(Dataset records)
— Begin —

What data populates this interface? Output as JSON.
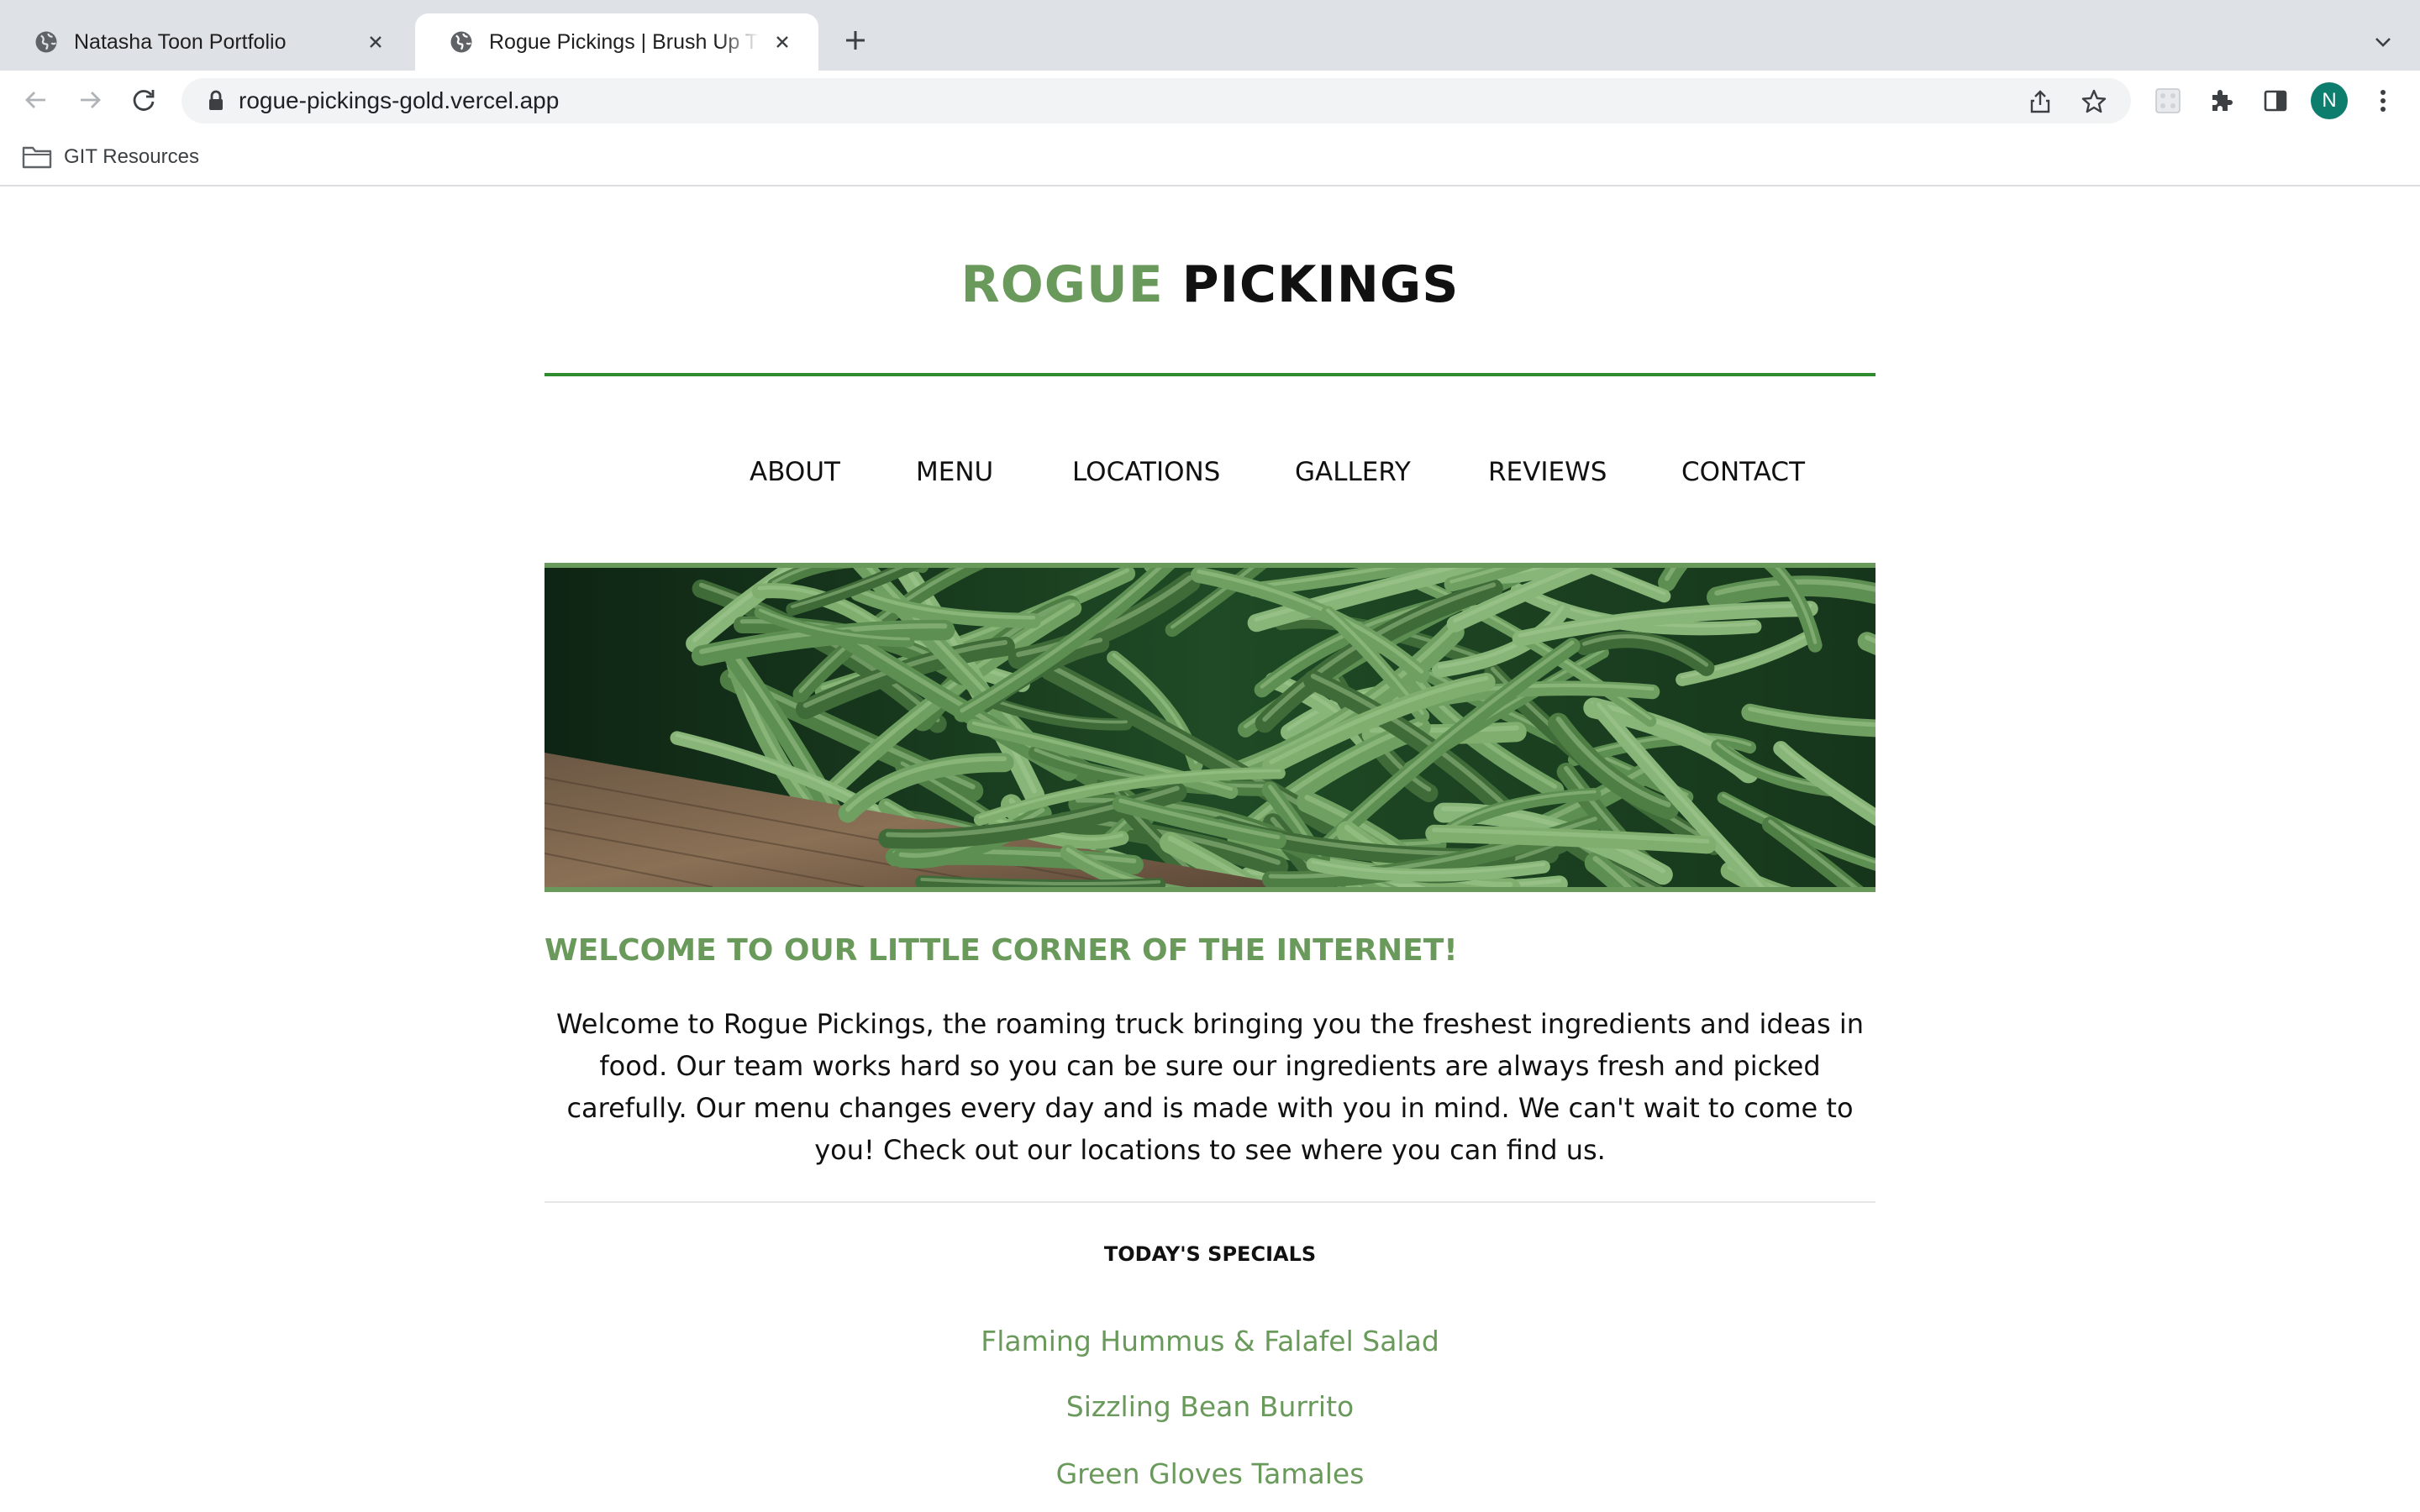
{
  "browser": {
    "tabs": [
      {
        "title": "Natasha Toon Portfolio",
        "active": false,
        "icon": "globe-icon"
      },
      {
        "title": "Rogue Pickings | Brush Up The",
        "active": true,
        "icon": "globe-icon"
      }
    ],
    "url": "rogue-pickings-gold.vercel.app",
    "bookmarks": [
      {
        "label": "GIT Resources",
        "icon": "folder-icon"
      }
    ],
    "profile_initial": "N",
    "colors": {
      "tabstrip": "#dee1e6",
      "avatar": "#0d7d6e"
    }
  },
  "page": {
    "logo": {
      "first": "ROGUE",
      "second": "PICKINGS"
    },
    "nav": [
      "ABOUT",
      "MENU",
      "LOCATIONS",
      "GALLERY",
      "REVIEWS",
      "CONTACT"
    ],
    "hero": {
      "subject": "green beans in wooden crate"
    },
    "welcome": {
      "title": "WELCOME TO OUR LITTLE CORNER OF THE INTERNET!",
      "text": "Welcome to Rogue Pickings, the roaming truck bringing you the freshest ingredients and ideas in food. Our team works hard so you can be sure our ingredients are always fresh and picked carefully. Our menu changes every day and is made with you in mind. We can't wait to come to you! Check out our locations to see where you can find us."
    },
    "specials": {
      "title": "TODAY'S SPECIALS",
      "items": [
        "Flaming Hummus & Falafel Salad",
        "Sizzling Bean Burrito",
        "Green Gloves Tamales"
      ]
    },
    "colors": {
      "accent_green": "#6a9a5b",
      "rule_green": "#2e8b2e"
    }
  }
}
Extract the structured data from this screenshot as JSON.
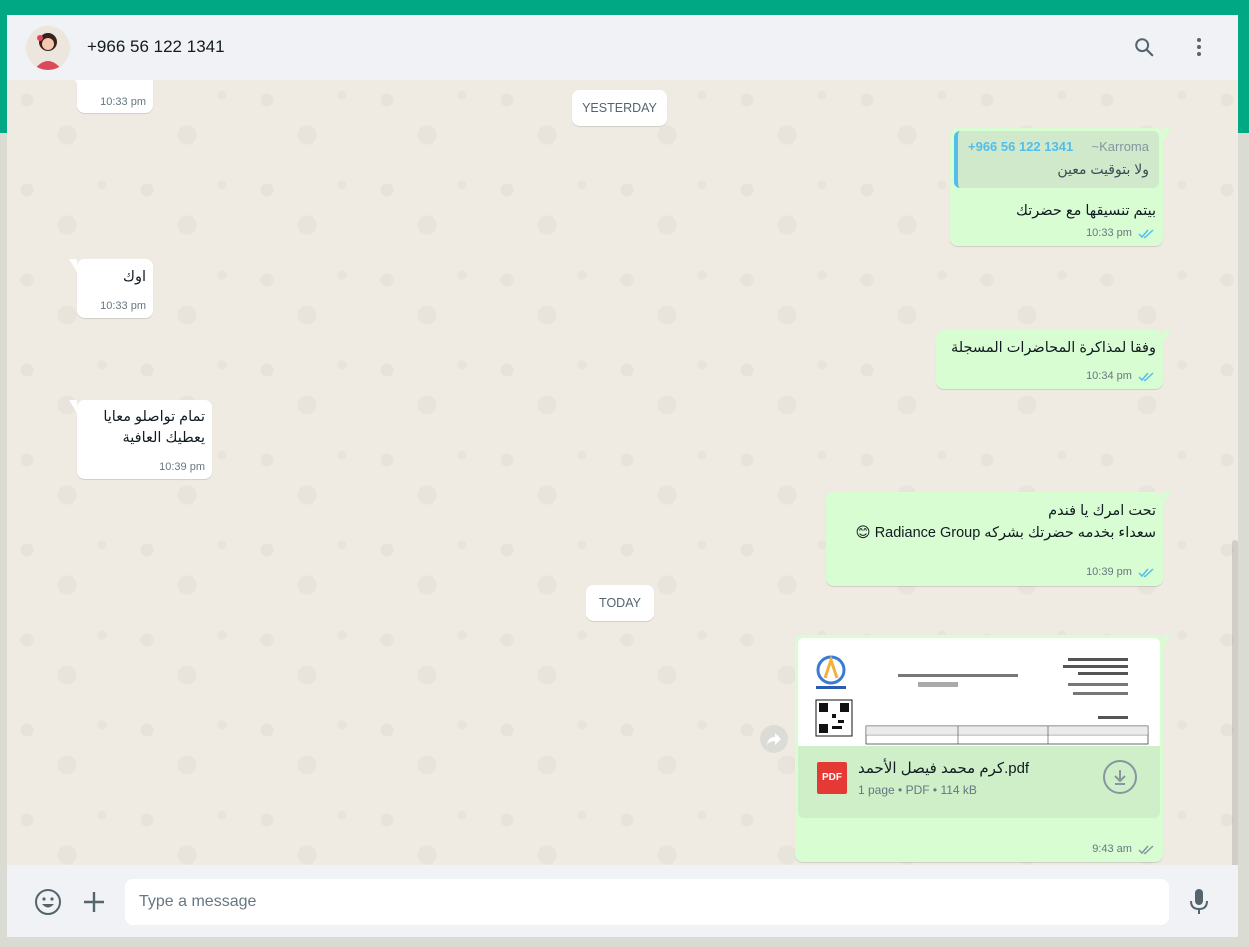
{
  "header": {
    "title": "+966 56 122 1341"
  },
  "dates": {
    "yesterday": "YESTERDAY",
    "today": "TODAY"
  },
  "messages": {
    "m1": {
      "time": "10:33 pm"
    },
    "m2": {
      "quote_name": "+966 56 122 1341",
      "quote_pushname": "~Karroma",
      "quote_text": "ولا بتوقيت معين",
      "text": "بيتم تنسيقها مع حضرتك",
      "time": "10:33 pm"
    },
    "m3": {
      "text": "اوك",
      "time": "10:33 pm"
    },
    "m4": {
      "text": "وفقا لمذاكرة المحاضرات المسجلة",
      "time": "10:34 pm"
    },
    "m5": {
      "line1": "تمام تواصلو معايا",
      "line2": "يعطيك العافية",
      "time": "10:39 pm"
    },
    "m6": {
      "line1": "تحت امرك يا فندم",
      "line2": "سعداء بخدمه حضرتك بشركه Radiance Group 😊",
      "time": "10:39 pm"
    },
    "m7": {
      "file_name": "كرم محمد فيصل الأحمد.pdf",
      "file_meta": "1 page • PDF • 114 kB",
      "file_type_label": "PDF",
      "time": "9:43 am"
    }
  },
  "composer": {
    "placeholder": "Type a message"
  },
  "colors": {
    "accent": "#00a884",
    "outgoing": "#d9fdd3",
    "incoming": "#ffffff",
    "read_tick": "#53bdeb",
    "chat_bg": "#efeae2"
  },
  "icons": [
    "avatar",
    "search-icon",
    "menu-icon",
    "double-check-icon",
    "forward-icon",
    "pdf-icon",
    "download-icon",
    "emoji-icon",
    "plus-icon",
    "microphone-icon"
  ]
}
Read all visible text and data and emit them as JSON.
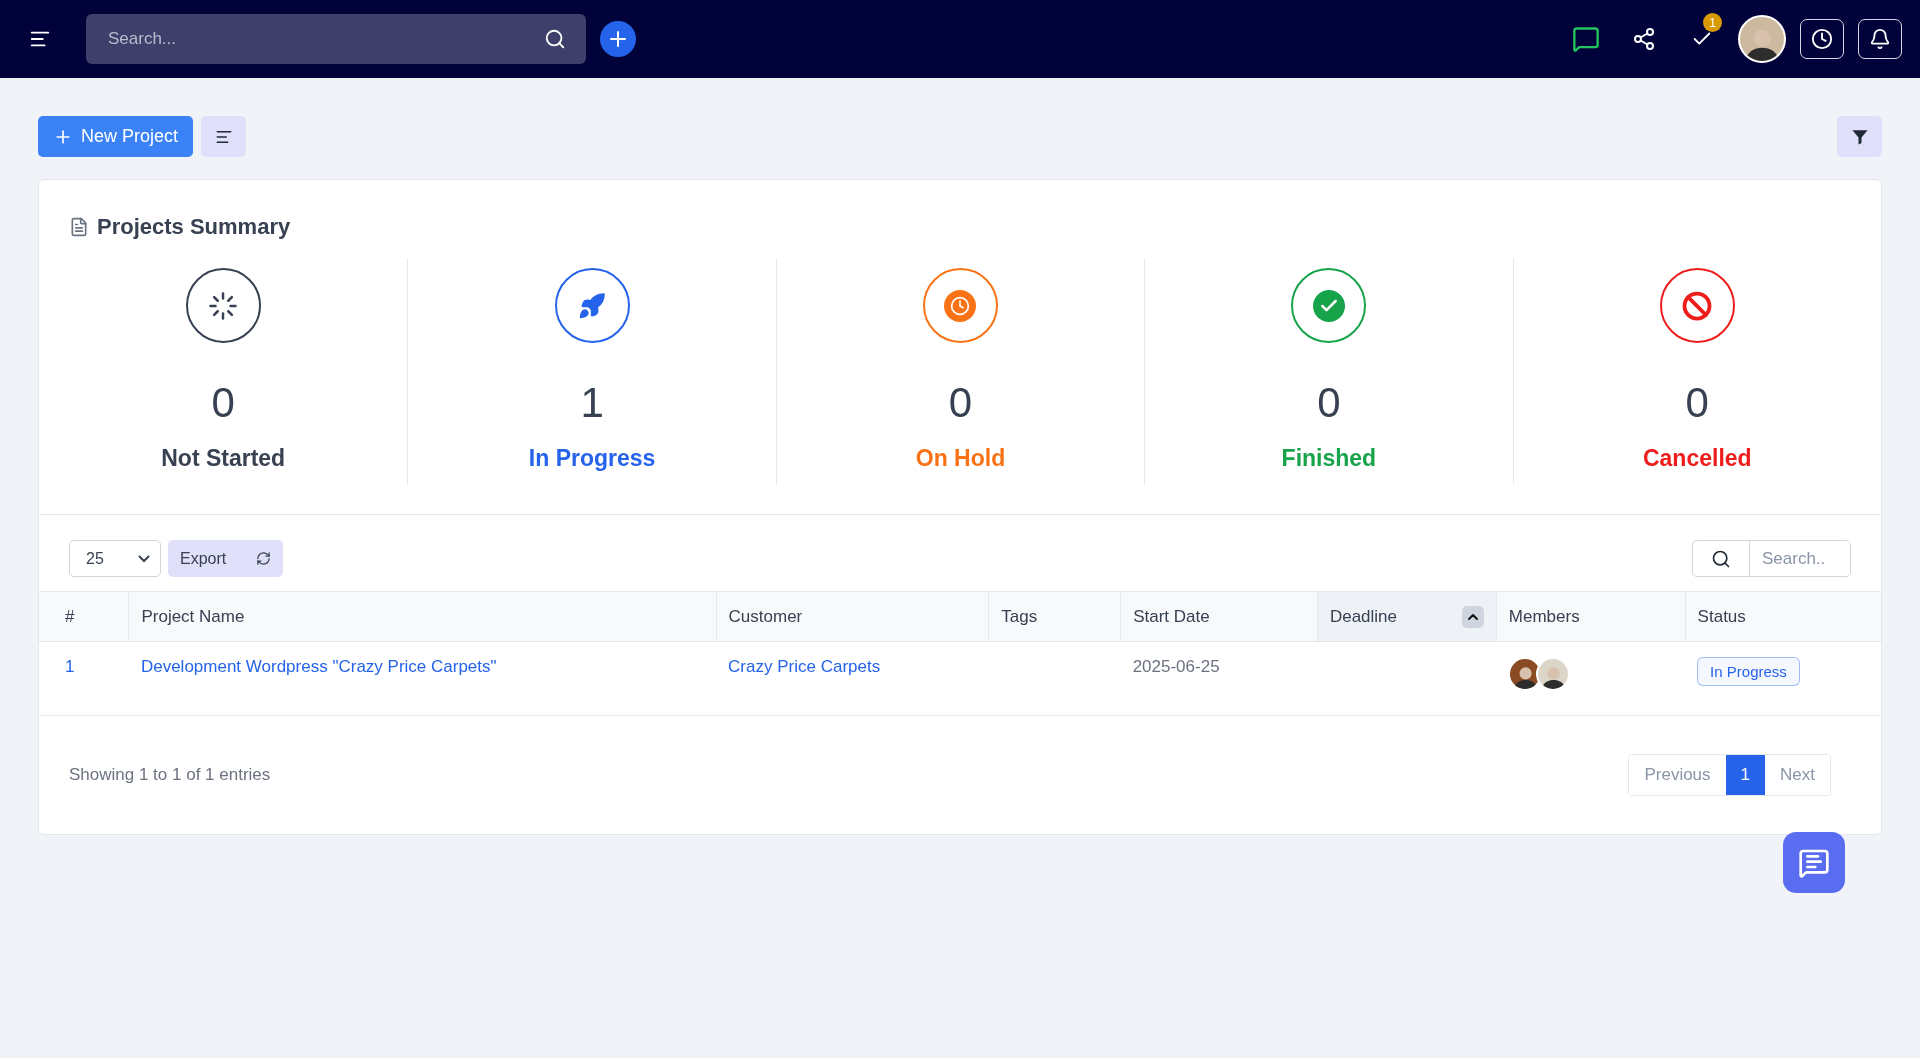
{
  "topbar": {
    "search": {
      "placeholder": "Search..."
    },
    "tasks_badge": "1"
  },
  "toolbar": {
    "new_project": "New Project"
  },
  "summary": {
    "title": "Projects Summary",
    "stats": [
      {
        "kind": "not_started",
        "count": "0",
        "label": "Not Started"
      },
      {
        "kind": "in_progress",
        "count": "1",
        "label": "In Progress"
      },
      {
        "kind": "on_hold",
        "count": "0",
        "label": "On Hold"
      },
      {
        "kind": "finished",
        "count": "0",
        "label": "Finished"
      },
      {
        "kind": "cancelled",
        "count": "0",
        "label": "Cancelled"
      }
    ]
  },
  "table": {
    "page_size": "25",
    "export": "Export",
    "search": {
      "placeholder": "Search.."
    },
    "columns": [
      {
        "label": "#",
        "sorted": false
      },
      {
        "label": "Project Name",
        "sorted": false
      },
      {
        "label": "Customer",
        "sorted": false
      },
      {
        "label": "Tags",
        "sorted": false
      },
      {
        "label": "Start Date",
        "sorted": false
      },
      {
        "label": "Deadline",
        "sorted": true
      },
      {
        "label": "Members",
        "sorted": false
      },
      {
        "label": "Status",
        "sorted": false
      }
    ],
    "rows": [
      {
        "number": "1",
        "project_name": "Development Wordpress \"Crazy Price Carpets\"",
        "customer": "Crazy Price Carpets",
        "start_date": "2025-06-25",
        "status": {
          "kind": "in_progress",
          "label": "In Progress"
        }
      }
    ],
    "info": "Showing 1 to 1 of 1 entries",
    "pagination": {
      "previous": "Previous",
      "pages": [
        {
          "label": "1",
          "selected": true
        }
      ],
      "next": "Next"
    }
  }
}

— End —

Aim of the exercise>
Each record should be quoted exactly, with the images omitted.

Answer in full>
What data populates this interface? Output as JSON.
{
  "browser": {
    "tabs": [
      {
        "title": "Natasha Toon Portfolio",
        "active": false,
        "icon": "globe-icon"
      },
      {
        "title": "Rogue Pickings | Brush Up The",
        "active": true,
        "icon": "globe-icon"
      }
    ],
    "url": "rogue-pickings-gold.vercel.app",
    "bookmarks": [
      {
        "label": "GIT Resources",
        "icon": "folder-icon"
      }
    ],
    "profile_initial": "N",
    "colors": {
      "tabstrip": "#dee1e6",
      "avatar": "#0d7d6e"
    }
  },
  "page": {
    "logo": {
      "first": "ROGUE",
      "second": "PICKINGS"
    },
    "nav": [
      "ABOUT",
      "MENU",
      "LOCATIONS",
      "GALLERY",
      "REVIEWS",
      "CONTACT"
    ],
    "hero": {
      "subject": "green beans in wooden crate"
    },
    "welcome": {
      "title": "WELCOME TO OUR LITTLE CORNER OF THE INTERNET!",
      "text": "Welcome to Rogue Pickings, the roaming truck bringing you the freshest ingredients and ideas in food. Our team works hard so you can be sure our ingredients are always fresh and picked carefully. Our menu changes every day and is made with you in mind. We can't wait to come to you! Check out our locations to see where you can find us."
    },
    "specials": {
      "title": "TODAY'S SPECIALS",
      "items": [
        "Flaming Hummus & Falafel Salad",
        "Sizzling Bean Burrito",
        "Green Gloves Tamales"
      ]
    },
    "colors": {
      "accent_green": "#6a9a5b",
      "rule_green": "#2e8b2e"
    }
  }
}
Extract the structured data from this screenshot as JSON.
{
  "header": {
    "title": "+966 56 122 1341"
  },
  "dates": {
    "yesterday": "YESTERDAY",
    "today": "TODAY"
  },
  "messages": {
    "m1": {
      "time": "10:33 pm"
    },
    "m2": {
      "quote_name": "+966 56 122 1341",
      "quote_pushname": "~Karroma",
      "quote_text": "ولا بتوقيت معين",
      "text": "بيتم تنسيقها مع حضرتك",
      "time": "10:33 pm"
    },
    "m3": {
      "text": "اوك",
      "time": "10:33 pm"
    },
    "m4": {
      "text": "وفقا لمذاكرة المحاضرات المسجلة",
      "time": "10:34 pm"
    },
    "m5": {
      "line1": "تمام تواصلو معايا",
      "line2": "يعطيك العافية",
      "time": "10:39 pm"
    },
    "m6": {
      "line1": "تحت امرك يا فندم",
      "line2": "سعداء بخدمه حضرتك بشركه Radiance Group 😊",
      "time": "10:39 pm"
    },
    "m7": {
      "file_name": "كرم محمد فيصل الأحمد.pdf",
      "file_meta": "1 page • PDF • 114 kB",
      "file_type_label": "PDF",
      "time": "9:43 am"
    }
  },
  "composer": {
    "placeholder": "Type a message"
  },
  "colors": {
    "accent": "#00a884",
    "outgoing": "#d9fdd3",
    "incoming": "#ffffff",
    "read_tick": "#53bdeb",
    "chat_bg": "#efeae2"
  },
  "icons": [
    "avatar",
    "search-icon",
    "menu-icon",
    "double-check-icon",
    "forward-icon",
    "pdf-icon",
    "download-icon",
    "emoji-icon",
    "plus-icon",
    "microphone-icon"
  ]
}
Read all visible text and data and emit them as JSON.
{
  "topbar": {
    "search": {
      "placeholder": "Search..."
    },
    "tasks_badge": "1"
  },
  "toolbar": {
    "new_project": "New Project"
  },
  "summary": {
    "title": "Projects Summary",
    "stats": [
      {
        "kind": "not_started",
        "count": "0",
        "label": "Not Started"
      },
      {
        "kind": "in_progress",
        "count": "1",
        "label": "In Progress"
      },
      {
        "kind": "on_hold",
        "count": "0",
        "label": "On Hold"
      },
      {
        "kind": "finished",
        "count": "0",
        "label": "Finished"
      },
      {
        "kind": "cancelled",
        "count": "0",
        "label": "Cancelled"
      }
    ]
  },
  "table": {
    "page_size": "25",
    "export": "Export",
    "search": {
      "placeholder": "Search.."
    },
    "columns": [
      {
        "label": "#",
        "sorted": false
      },
      {
        "label": "Project Name",
        "sorted": false
      },
      {
        "label": "Customer",
        "sorted": false
      },
      {
        "label": "Tags",
        "sorted": false
      },
      {
        "label": "Start Date",
        "sorted": false
      },
      {
        "label": "Deadline",
        "sorted": true
      },
      {
        "label": "Members",
        "sorted": false
      },
      {
        "label": "Status",
        "sorted": false
      }
    ],
    "rows": [
      {
        "number": "1",
        "project_name": "Development Wordpress \"Crazy Price Carpets\"",
        "customer": "Crazy Price Carpets",
        "start_date": "2025-06-25",
        "status": {
          "kind": "in_progress",
          "label": "In Progress"
        }
      }
    ],
    "info": "Showing 1 to 1 of 1 entries",
    "pagination": {
      "previous": "Previous",
      "pages": [
        {
          "label": "1",
          "selected": true
        }
      ],
      "next": "Next"
    }
  }
}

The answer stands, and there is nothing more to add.